Pick every line from the data that holds the word "agree".
# # # # # # #
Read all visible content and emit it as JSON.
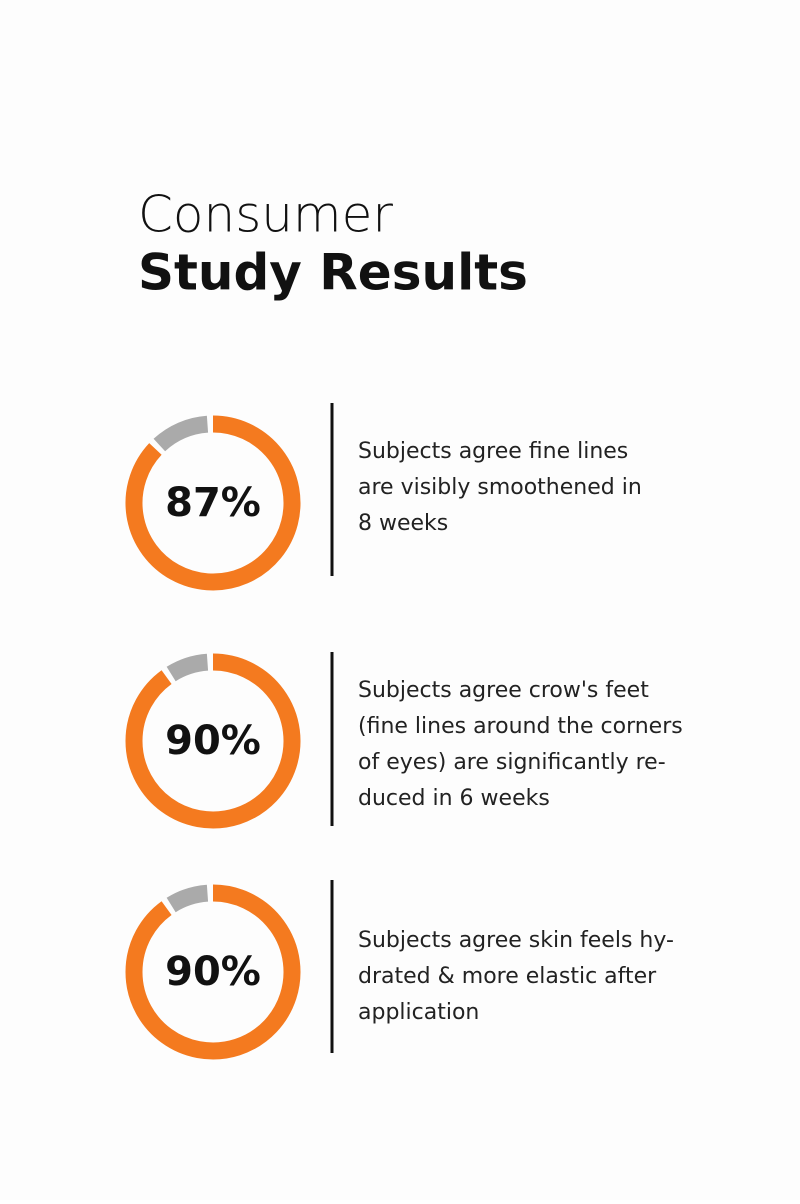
{
  "header": {
    "title_line1": "Consumer",
    "title_line2": "Study Results"
  },
  "stats": [
    {
      "value": 87,
      "value_label": "87%",
      "lines": [
        "Subjects agree fine lines",
        "are visibly smoothened in",
        "8 weeks"
      ]
    },
    {
      "value": 90,
      "value_label": "90%",
      "lines": [
        "Subjects agree crow's feet",
        "(fine lines around the corners",
        "of eyes) are significantly re-",
        "duced in 6 weeks"
      ]
    },
    {
      "value": 90,
      "value_label": "90%",
      "lines": [
        "Subjects agree skin feels hy-",
        "drated & more elastic after",
        "application"
      ]
    }
  ],
  "scale_max": 100
}
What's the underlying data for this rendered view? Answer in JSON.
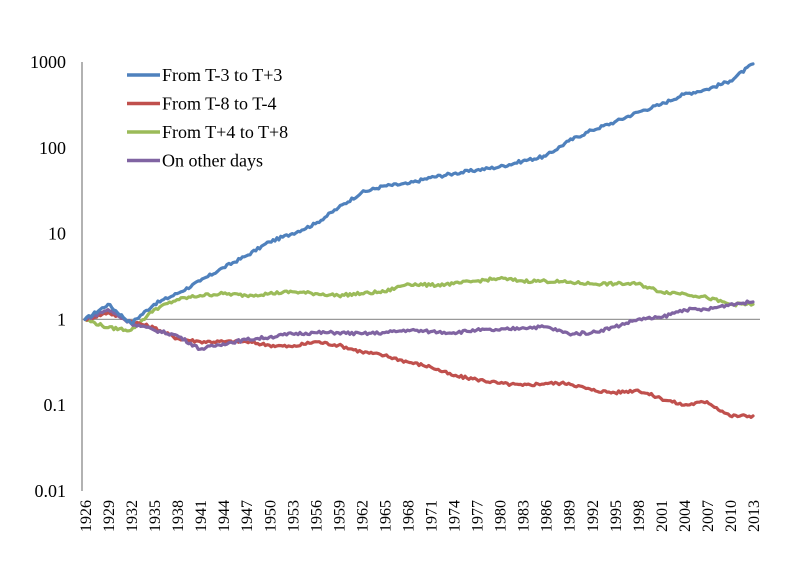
{
  "chart_data": {
    "type": "line",
    "title": "",
    "xlabel": "",
    "ylabel": "",
    "yscale": "log",
    "ylim": [
      0.01,
      1000
    ],
    "xlim": [
      1926,
      2013
    ],
    "grid": false,
    "reference_line": 1,
    "legend_position": "top-left",
    "y_ticks": [
      {
        "value": 1000,
        "label": "1000"
      },
      {
        "value": 100,
        "label": "100"
      },
      {
        "value": 10,
        "label": "10"
      },
      {
        "value": 1,
        "label": "1"
      },
      {
        "value": 0.1,
        "label": "0.1"
      },
      {
        "value": 0.01,
        "label": "0.01"
      }
    ],
    "x_ticks": [
      "1926",
      "1929",
      "1932",
      "1935",
      "1938",
      "1941",
      "1944",
      "1947",
      "1950",
      "1953",
      "1956",
      "1959",
      "1962",
      "1965",
      "1968",
      "1971",
      "1974",
      "1977",
      "1980",
      "1983",
      "1986",
      "1989",
      "1992",
      "1995",
      "1998",
      "2001",
      "2004",
      "2007",
      "2010",
      "2013"
    ],
    "x": [
      1926,
      1929,
      1932,
      1935,
      1938,
      1941,
      1944,
      1947,
      1950,
      1953,
      1956,
      1959,
      1962,
      1965,
      1968,
      1971,
      1974,
      1977,
      1980,
      1983,
      1986,
      1989,
      1992,
      1995,
      1998,
      2001,
      2004,
      2007,
      2010,
      2013
    ],
    "series": [
      {
        "name": "From T-3 to T+3",
        "color": "#4f81bd",
        "values": [
          1.0,
          1.5,
          0.9,
          1.5,
          2.0,
          2.8,
          4.0,
          5.5,
          8.0,
          10,
          13,
          20,
          30,
          36,
          38,
          45,
          50,
          55,
          60,
          70,
          80,
          120,
          160,
          200,
          260,
          320,
          420,
          480,
          600,
          950
        ]
      },
      {
        "name": "From T-8 to T-4",
        "color": "#c0504d",
        "values": [
          1.0,
          1.2,
          0.95,
          0.8,
          0.6,
          0.55,
          0.55,
          0.55,
          0.5,
          0.48,
          0.55,
          0.5,
          0.42,
          0.38,
          0.32,
          0.28,
          0.22,
          0.2,
          0.18,
          0.17,
          0.18,
          0.18,
          0.15,
          0.14,
          0.15,
          0.12,
          0.1,
          0.11,
          0.075,
          0.075
        ]
      },
      {
        "name": "From T+4 to T+8",
        "color": "#9bbb59",
        "values": [
          1.0,
          0.8,
          0.75,
          1.3,
          1.7,
          1.9,
          2.0,
          1.9,
          2.0,
          2.1,
          2.0,
          1.9,
          2.0,
          2.1,
          2.6,
          2.5,
          2.6,
          2.8,
          3.0,
          2.8,
          2.8,
          2.7,
          2.6,
          2.6,
          2.6,
          2.1,
          2.0,
          1.8,
          1.5,
          1.5
        ]
      },
      {
        "name": "On other days",
        "color": "#8064a2",
        "values": [
          1.0,
          1.3,
          0.9,
          0.75,
          0.65,
          0.45,
          0.52,
          0.58,
          0.62,
          0.68,
          0.7,
          0.7,
          0.68,
          0.7,
          0.75,
          0.72,
          0.7,
          0.75,
          0.75,
          0.8,
          0.82,
          0.68,
          0.7,
          0.82,
          1.0,
          1.05,
          1.3,
          1.3,
          1.5,
          1.6
        ]
      }
    ]
  }
}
# # # # # # #
▶ Response to the exercise:
        "Subjects agree fine lines",
        "Subjects agree crow's feet",
        "Subjects agree skin feels hy-",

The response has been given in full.